Problem requirements —
Copy each line that has the string "panel" somewhere in it.

==================================================

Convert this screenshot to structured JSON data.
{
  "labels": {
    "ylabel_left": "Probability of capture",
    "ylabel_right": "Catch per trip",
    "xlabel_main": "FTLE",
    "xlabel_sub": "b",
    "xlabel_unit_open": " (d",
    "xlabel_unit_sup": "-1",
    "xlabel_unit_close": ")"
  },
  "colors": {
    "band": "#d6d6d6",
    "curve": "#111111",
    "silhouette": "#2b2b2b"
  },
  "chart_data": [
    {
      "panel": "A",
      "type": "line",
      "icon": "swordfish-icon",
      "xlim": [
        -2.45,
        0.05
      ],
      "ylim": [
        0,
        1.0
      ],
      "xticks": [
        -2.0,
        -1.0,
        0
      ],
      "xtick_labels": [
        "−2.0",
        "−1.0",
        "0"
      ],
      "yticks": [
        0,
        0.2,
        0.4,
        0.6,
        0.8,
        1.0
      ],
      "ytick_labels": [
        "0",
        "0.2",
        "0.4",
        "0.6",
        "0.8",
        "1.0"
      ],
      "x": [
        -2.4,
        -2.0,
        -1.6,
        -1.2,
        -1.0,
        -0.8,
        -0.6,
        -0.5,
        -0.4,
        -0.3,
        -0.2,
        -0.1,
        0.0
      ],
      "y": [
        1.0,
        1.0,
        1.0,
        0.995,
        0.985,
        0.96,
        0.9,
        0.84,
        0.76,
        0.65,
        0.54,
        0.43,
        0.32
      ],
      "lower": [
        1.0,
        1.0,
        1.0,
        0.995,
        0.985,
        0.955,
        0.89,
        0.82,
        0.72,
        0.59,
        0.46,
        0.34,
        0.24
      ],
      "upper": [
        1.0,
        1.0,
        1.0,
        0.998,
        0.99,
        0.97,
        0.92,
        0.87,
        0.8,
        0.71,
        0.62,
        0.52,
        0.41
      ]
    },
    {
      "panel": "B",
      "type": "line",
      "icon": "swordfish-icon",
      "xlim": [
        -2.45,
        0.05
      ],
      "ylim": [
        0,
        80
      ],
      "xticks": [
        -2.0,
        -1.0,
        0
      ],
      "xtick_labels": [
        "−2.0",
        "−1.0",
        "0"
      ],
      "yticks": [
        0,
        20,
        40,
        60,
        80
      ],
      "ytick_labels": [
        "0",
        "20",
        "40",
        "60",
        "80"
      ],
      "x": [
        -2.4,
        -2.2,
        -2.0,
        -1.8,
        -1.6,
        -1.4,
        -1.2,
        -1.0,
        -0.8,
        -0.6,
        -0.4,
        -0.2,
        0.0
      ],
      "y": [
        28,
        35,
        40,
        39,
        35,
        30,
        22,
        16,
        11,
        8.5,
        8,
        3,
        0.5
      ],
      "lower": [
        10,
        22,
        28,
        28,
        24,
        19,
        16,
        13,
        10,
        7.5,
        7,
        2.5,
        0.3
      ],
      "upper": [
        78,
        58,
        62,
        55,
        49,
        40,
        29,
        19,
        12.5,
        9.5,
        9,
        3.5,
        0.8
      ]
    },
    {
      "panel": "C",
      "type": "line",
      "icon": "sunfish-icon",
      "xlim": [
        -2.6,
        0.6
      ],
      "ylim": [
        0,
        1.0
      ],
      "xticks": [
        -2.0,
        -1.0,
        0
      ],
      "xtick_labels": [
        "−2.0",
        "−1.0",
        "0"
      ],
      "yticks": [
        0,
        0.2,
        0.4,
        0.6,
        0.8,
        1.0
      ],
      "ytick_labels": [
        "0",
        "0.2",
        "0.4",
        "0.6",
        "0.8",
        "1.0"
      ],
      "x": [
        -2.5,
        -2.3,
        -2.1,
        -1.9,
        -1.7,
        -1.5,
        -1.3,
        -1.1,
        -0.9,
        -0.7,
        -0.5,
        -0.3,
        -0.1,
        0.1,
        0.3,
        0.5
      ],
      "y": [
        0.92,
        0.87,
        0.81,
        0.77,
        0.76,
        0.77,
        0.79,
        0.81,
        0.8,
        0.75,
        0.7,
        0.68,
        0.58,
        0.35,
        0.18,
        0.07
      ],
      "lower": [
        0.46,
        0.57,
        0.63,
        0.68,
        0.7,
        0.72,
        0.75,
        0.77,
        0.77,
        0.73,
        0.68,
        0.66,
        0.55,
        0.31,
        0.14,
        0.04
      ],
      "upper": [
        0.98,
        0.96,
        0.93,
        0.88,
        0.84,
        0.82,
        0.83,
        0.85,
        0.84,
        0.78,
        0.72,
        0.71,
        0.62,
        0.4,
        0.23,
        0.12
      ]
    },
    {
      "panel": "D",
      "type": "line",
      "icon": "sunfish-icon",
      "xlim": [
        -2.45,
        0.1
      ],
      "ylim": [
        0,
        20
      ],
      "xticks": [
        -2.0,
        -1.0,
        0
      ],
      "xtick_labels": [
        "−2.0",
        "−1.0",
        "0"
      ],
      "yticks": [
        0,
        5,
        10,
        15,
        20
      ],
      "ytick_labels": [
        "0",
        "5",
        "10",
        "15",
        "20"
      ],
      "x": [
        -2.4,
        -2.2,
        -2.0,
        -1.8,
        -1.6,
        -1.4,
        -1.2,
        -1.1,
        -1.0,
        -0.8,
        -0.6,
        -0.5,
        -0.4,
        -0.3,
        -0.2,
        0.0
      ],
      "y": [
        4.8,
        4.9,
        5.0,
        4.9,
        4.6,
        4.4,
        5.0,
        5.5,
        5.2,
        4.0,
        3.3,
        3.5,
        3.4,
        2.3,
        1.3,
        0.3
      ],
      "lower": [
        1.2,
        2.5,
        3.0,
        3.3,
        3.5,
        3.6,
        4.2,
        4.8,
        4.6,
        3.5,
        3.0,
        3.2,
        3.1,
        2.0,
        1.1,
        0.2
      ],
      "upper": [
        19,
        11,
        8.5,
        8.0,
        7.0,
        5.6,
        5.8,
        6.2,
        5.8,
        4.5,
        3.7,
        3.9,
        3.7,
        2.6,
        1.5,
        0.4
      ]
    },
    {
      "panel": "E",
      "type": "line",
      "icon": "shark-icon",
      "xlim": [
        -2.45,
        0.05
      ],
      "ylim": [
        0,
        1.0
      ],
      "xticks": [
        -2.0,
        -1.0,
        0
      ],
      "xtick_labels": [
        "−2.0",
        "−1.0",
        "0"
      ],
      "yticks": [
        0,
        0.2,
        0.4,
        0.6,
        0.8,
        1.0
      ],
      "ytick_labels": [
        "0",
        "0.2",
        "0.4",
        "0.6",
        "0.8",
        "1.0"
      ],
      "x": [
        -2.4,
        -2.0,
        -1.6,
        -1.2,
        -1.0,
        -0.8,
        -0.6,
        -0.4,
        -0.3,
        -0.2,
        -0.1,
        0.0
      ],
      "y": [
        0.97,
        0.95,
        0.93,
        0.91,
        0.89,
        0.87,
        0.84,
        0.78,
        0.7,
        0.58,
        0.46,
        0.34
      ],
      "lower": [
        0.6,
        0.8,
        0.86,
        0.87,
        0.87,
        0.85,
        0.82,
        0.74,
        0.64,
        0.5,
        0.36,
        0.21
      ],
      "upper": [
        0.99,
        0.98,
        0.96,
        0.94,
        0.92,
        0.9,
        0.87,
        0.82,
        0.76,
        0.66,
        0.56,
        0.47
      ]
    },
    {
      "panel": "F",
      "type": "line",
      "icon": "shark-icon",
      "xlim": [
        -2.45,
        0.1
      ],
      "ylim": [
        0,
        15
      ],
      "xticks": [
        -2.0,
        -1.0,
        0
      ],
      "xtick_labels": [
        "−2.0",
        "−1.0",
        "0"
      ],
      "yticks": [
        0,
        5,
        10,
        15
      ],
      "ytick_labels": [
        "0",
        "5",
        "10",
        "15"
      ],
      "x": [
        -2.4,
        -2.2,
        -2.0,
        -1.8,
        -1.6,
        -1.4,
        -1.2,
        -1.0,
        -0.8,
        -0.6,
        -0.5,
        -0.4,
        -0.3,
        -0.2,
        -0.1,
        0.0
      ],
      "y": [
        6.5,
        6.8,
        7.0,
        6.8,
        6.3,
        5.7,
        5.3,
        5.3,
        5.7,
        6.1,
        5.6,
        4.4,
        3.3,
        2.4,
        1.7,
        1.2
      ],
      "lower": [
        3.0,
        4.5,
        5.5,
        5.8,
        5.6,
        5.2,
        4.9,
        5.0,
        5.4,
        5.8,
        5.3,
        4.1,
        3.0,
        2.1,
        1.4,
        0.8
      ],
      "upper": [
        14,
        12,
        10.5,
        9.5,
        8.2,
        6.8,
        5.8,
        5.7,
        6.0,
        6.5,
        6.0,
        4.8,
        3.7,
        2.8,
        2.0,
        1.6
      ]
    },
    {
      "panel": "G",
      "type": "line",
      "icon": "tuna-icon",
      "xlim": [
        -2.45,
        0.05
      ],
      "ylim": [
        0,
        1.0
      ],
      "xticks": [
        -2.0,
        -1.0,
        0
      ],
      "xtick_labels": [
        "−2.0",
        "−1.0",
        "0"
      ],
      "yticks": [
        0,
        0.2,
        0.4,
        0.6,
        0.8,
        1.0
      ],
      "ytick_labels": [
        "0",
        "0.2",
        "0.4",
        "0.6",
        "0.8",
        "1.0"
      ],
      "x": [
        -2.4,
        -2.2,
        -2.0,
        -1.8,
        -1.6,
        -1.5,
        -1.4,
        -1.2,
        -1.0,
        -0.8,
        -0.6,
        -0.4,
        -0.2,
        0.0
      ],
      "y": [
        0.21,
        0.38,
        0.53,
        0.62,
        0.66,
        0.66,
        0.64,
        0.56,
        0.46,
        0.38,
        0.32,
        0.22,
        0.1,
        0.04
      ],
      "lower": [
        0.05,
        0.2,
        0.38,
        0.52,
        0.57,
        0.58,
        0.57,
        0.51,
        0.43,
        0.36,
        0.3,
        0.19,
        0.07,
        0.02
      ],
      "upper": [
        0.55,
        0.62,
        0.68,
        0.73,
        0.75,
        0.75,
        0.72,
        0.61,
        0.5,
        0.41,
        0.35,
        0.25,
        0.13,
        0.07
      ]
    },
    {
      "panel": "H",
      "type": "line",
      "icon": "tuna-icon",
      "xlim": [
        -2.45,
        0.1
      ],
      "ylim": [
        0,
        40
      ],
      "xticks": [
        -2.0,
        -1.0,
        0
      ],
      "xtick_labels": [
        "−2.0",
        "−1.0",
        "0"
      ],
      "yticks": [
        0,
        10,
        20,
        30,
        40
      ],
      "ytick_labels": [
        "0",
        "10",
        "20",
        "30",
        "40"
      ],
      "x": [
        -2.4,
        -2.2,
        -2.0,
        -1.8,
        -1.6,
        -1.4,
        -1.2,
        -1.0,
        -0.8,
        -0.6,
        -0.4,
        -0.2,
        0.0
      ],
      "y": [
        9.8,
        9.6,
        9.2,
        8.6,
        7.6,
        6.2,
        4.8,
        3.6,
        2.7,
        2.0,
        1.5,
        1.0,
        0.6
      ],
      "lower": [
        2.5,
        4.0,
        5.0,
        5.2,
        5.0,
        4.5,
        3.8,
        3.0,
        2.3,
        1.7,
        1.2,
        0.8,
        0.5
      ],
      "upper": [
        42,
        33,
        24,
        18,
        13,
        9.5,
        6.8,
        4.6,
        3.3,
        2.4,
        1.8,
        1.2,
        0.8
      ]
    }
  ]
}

==================================================

Response —
      "panel": "A",
      "panel": "B",
      "panel": "C",
      "panel": "D",
      "panel": "E",
      "panel": "F",
      "panel": "G",
      "panel": "H",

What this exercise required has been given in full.